───── EXTRACTED MATERIAL ─────
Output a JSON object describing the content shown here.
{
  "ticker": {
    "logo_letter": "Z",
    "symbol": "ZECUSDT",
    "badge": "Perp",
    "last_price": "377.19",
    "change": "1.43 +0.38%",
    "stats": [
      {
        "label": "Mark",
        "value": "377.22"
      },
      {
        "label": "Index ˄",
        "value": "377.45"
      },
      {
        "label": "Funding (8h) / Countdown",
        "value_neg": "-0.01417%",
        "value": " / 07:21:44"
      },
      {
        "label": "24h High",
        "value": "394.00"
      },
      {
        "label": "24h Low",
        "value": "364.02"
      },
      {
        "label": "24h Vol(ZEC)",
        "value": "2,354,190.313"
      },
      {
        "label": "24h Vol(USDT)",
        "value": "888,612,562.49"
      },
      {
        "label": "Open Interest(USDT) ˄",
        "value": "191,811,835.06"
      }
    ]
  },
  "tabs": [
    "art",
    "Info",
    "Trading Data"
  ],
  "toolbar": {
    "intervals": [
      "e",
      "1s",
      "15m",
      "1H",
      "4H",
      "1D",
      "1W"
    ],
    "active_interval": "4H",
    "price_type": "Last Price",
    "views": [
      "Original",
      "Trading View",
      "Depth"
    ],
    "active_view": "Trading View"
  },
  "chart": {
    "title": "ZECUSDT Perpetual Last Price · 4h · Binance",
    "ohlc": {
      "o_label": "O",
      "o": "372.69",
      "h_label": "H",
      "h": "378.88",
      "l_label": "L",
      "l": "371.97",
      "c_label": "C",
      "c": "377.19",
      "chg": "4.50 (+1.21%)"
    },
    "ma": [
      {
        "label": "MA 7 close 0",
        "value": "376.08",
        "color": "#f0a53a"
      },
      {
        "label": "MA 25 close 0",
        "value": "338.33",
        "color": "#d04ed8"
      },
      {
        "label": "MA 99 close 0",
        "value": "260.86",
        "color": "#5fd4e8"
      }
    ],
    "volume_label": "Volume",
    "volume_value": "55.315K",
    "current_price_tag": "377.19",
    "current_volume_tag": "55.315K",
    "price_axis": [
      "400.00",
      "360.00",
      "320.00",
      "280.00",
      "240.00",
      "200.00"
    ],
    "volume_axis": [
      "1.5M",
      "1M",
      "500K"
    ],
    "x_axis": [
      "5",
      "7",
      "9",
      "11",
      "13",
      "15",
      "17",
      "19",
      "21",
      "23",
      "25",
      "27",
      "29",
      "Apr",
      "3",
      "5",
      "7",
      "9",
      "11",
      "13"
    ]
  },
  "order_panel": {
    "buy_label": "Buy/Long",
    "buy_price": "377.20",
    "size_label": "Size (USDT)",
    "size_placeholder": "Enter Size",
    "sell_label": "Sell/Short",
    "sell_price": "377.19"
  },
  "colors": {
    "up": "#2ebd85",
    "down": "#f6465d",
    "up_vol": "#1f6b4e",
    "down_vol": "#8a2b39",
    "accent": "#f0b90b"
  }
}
─────
--- OBJECTIVE ---
Return the full listing, character for character.

--- COMPLETED EXERCISE ---
Output a JSON object describing the content shown here.
{
  "ticker": {
    "logo_letter": "Z",
    "symbol": "ZECUSDT",
    "badge": "Perp",
    "last_price": "377.19",
    "change": "1.43 +0.38%",
    "stats": [
      {
        "label": "Mark",
        "value": "377.22"
      },
      {
        "label": "Index ˄",
        "value": "377.45"
      },
      {
        "label": "Funding (8h) / Countdown",
        "value_neg": "-0.01417%",
        "value": " / 07:21:44"
      },
      {
        "label": "24h High",
        "value": "394.00"
      },
      {
        "label": "24h Low",
        "value": "364.02"
      },
      {
        "label": "24h Vol(ZEC)",
        "value": "2,354,190.313"
      },
      {
        "label": "24h Vol(USDT)",
        "value": "888,612,562.49"
      },
      {
        "label": "Open Interest(USDT) ˄",
        "value": "191,811,835.06"
      }
    ]
  },
  "tabs": [
    "art",
    "Info",
    "Trading Data"
  ],
  "toolbar": {
    "intervals": [
      "e",
      "1s",
      "15m",
      "1H",
      "4H",
      "1D",
      "1W"
    ],
    "active_interval": "4H",
    "price_type": "Last Price",
    "views": [
      "Original",
      "Trading View",
      "Depth"
    ],
    "active_view": "Trading View"
  },
  "chart": {
    "title": "ZECUSDT Perpetual Last Price · 4h · Binance",
    "ohlc": {
      "o_label": "O",
      "o": "372.69",
      "h_label": "H",
      "h": "378.88",
      "l_label": "L",
      "l": "371.97",
      "c_label": "C",
      "c": "377.19",
      "chg": "4.50 (+1.21%)"
    },
    "ma": [
      {
        "label": "MA 7 close 0",
        "value": "376.08",
        "color": "#f0a53a"
      },
      {
        "label": "MA 25 close 0",
        "value": "338.33",
        "color": "#d04ed8"
      },
      {
        "label": "MA 99 close 0",
        "value": "260.86",
        "color": "#5fd4e8"
      }
    ],
    "volume_label": "Volume",
    "volume_value": "55.315K",
    "current_price_tag": "377.19",
    "current_volume_tag": "55.315K",
    "price_axis": [
      "400.00",
      "360.00",
      "320.00",
      "280.00",
      "240.00",
      "200.00"
    ],
    "volume_axis": [
      "1.5M",
      "1M",
      "500K"
    ],
    "x_axis": [
      "5",
      "7",
      "9",
      "11",
      "13",
      "15",
      "17",
      "19",
      "21",
      "23",
      "25",
      "27",
      "29",
      "Apr",
      "3",
      "5",
      "7",
      "9",
      "11",
      "13"
    ]
  },
  "order_panel": {
    "buy_label": "Buy/Long",
    "buy_price": "377.20",
    "size_label": "Size (USDT)",
    "size_placeholder": "Enter Size",
    "sell_label": "Sell/Short",
    "sell_price": "377.19"
  },
  "colors": {
    "up": "#2ebd85",
    "down": "#f6465d",
    "up_vol": "#1f6b4e",
    "down_vol": "#8a2b39",
    "accent": "#f0b90b"
  }
}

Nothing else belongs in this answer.